Restate each of the lines below word for word and drop every picture.

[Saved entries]
>>>>>
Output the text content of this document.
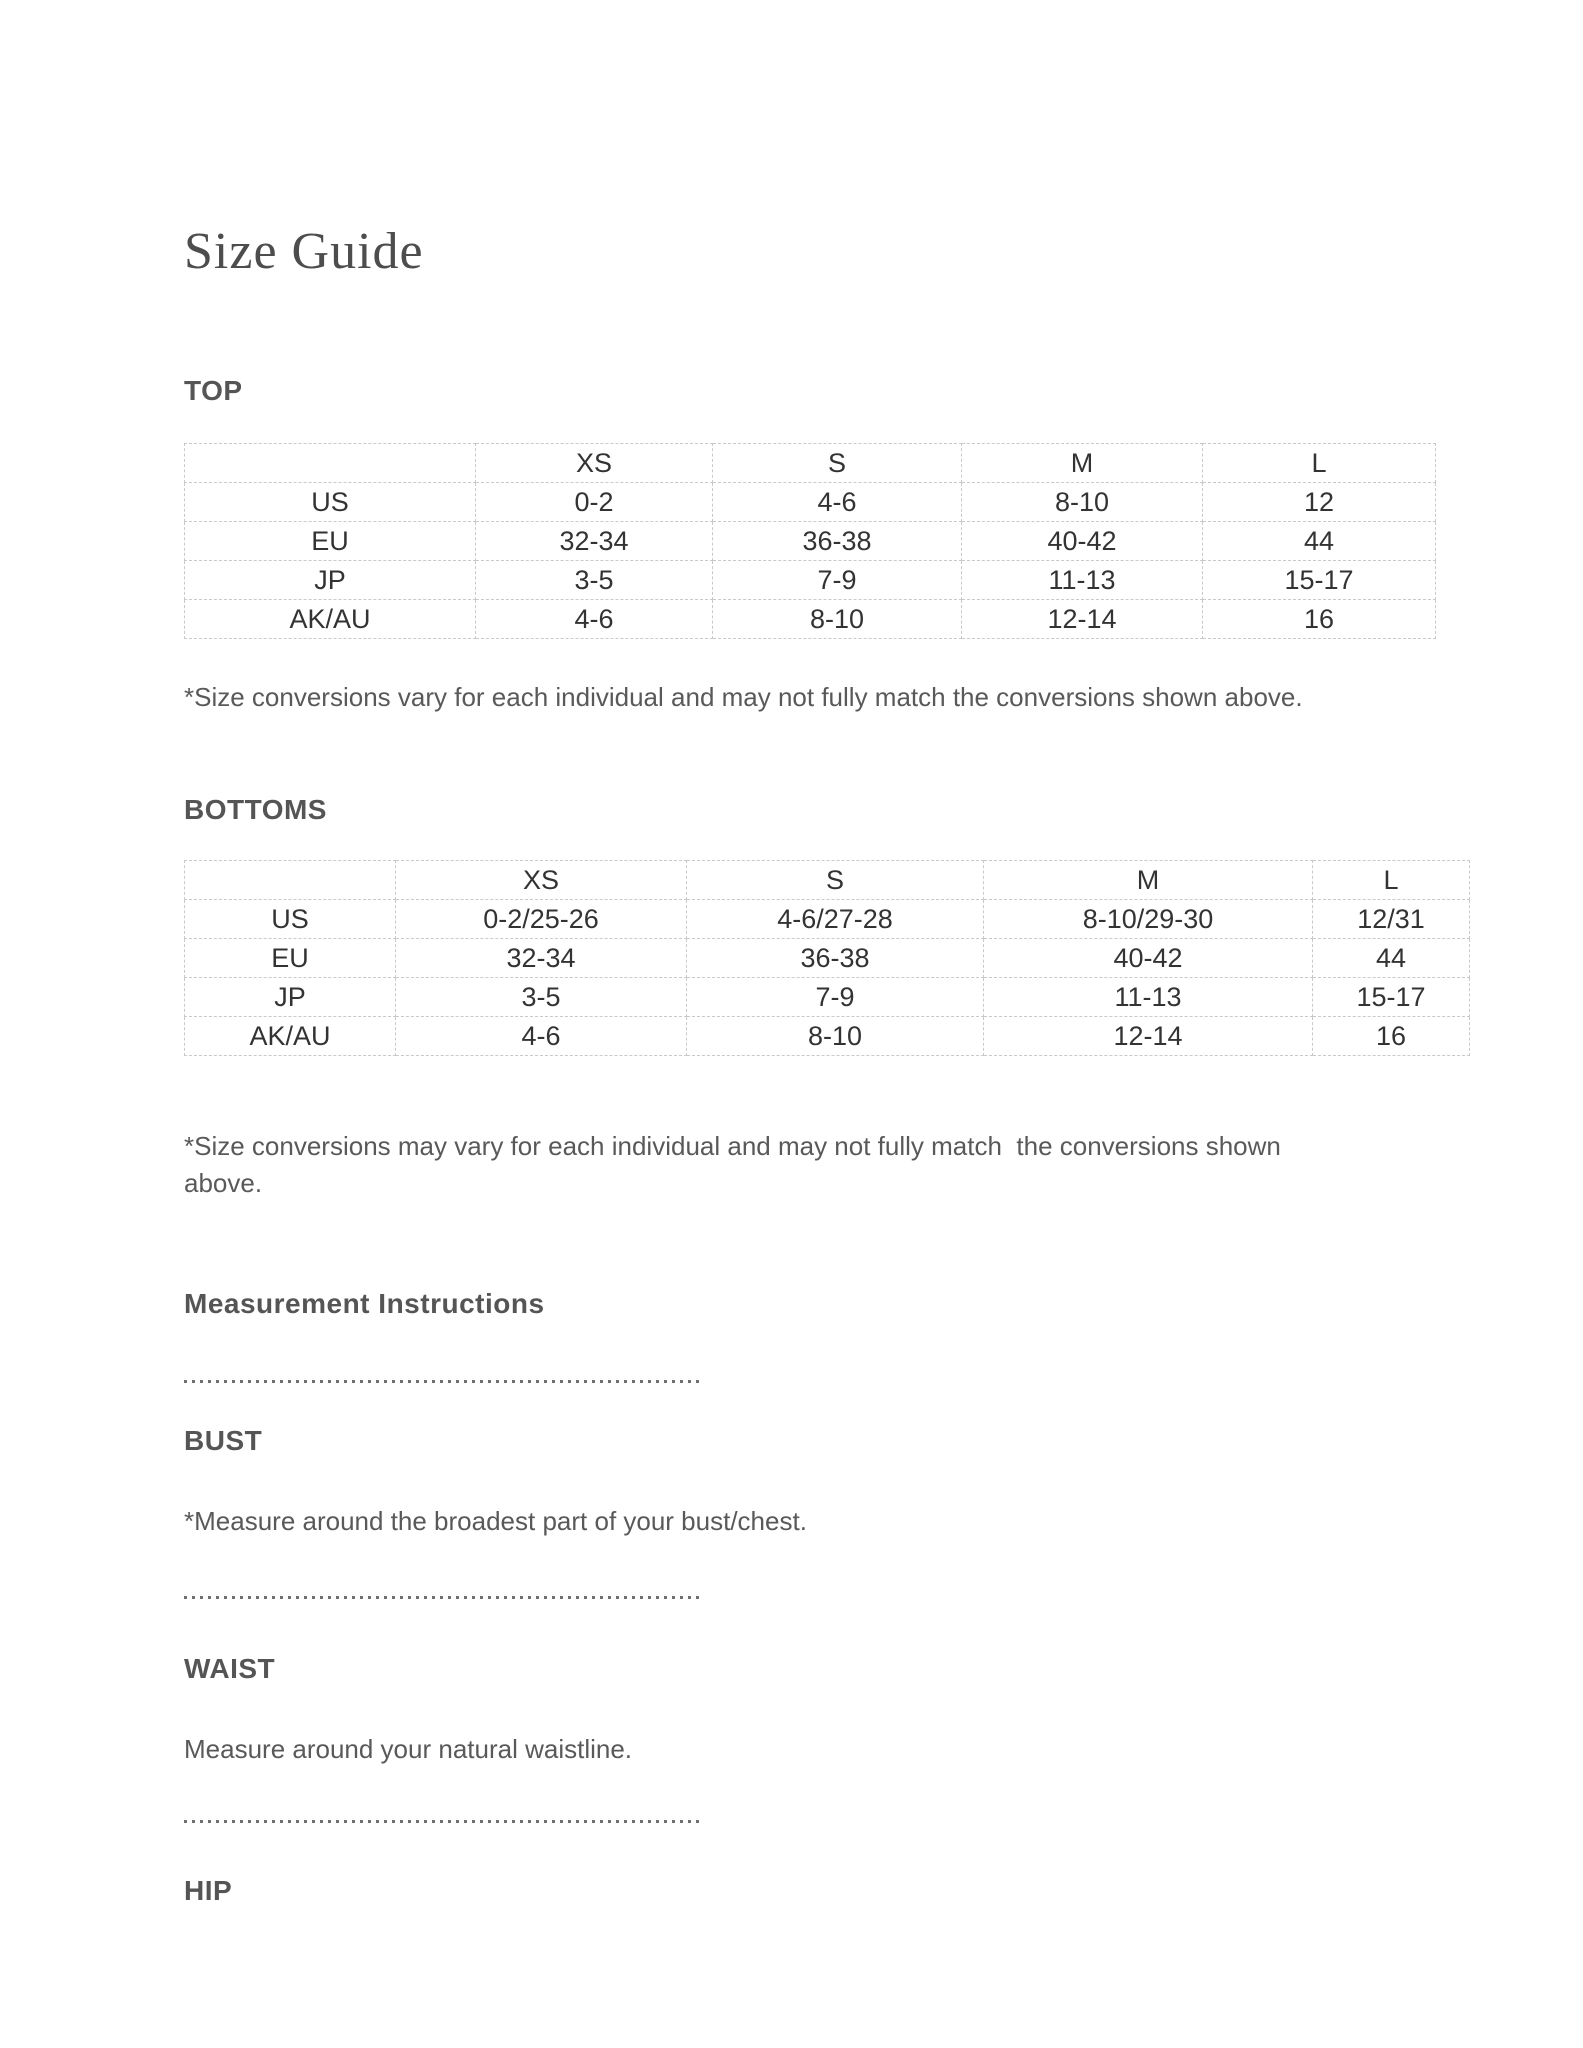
Size Guide
TOP
	XS	S	M	L
US	0-2	4-6	8-10	12
EU	32-34	36-38	40-42	44
JP	3-5	7-9	11-13	15-17
AK/AU	4-6	8-10	12-14	16

*Size conversions vary for each individual and may not fully match the conversions shown above.

BOTTOMS
	XS	S	M	L
US	0-2/25-26	4-6/27-28	8-10/29-30	12/31
EU	32-34	36-38	40-42	44
JP	3-5	7-9	11-13	15-17
AK/AU	4-6	8-10	12-14	16

*Size conversions may vary for each individual and may not fully match  the conversions shown
above.

Measurement Instructions
BUST

*Measure around the broadest part of your bust/chest.

WAIST

Measure around your natural waistline.

HIP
<<<<<
▸ RESPONSE FOR THIS EXERCISE
Output the text content of this document.
Size Guide
TOP
	XS	S	M	L
US	0-2	4-6	8-10	12
EU	32-34	36-38	40-42	44
JP	3-5	7-9	11-13	15-17
AK/AU	4-6	8-10	12-14	16

*Size conversions vary for each individual and may not fully match the conversions shown above.

BOTTOMS
	XS	S	M	L
US	0-2/25-26	4-6/27-28	8-10/29-30	12/31
EU	32-34	36-38	40-42	44
JP	3-5	7-9	11-13	15-17
AK/AU	4-6	8-10	12-14	16

*Size conversions may vary for each individual and may not fully match  the conversions shown
above.

Measurement Instructions
BUST

*Measure around the broadest part of your bust/chest.

WAIST

Measure around your natural waistline.

HIP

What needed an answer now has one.